> Exercise description: Repeat the lines below exactly as they appear, but leave out the images.

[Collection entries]
══════════

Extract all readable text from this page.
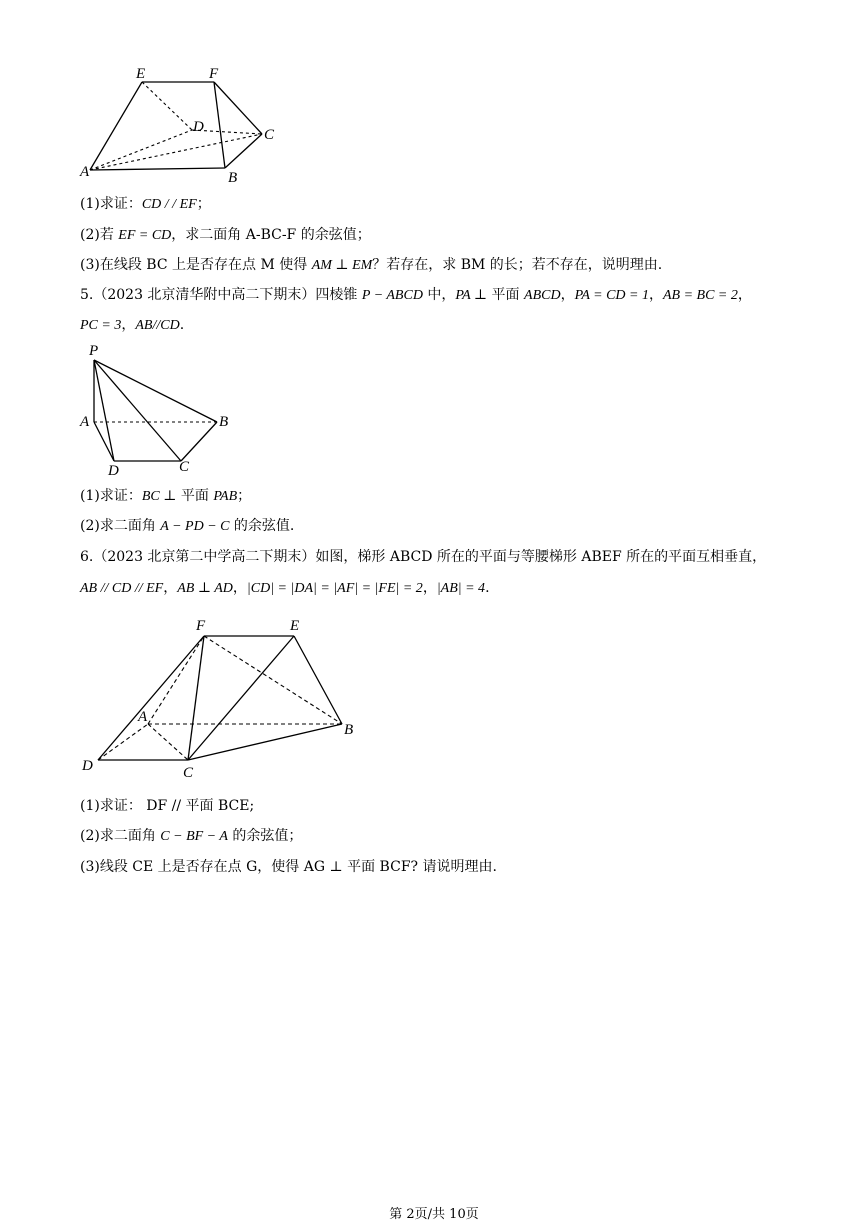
E	F
D	C
A	B
(1)求证：CD / / EF；
(2)若 EF = CD，求二面角 A-BC-F 的余弦值；
(3)在线段 BC 上是否存在点 M 使得 AM ⊥ EM？若存在，求 BM 的长；若不存在，说明理由.
5.（2023 北京清华附中高二下期末）四棱锥 P − ABCD 中，PA ⊥ 平面 ABCD，PA = CD = 1，AB = BC = 2，
PC = 3，AB//CD.
P
A	B
D	C
(1)求证：BC ⊥ 平面 PAB；
(2)求二面角 A − PD − C 的余弦值.
6.（2023 北京第二中学高二下期末）如图，梯形 ABCD 所在的平面与等腰梯形 ABEF 所在的平面互相垂直，
AB // CD // EF，AB ⊥ AD，|CD| = |DA| = |AF| = |FE| = 2，|AB| = 4.
F	E
A
B
D	C
(1)求证： DF // 平面 BCE;
(2)求二面角 C − BF − A 的余弦值；
(3)线段 CE 上是否存在点 G，使得 AG ⊥ 平面 BCF? 请说明理由.
第 2页/共 10页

══════════

> Result:
Extract all readable text from this page.
E	F
D	C
A	B
(1)求证：CD / / EF；
(2)若 EF = CD，求二面角 A-BC-F 的余弦值；
(3)在线段 BC 上是否存在点 M 使得 AM ⊥ EM？若存在，求 BM 的长；若不存在，说明理由.
5.（2023 北京清华附中高二下期末）四棱锥 P − ABCD 中，PA ⊥ 平面 ABCD，PA = CD = 1，AB = BC = 2，
PC = 3，AB//CD.
P
A	B
D	C
(1)求证：BC ⊥ 平面 PAB；
(2)求二面角 A − PD − C 的余弦值.
6.（2023 北京第二中学高二下期末）如图，梯形 ABCD 所在的平面与等腰梯形 ABEF 所在的平面互相垂直，
AB // CD // EF，AB ⊥ AD，|CD| = |DA| = |AF| = |FE| = 2，|AB| = 4.
F	E
A
B
D	C
(1)求证： DF // 平面 BCE;
(2)求二面角 C − BF − A 的余弦值；
(3)线段 CE 上是否存在点 G，使得 AG ⊥ 平面 BCF? 请说明理由.
第 2页/共 10页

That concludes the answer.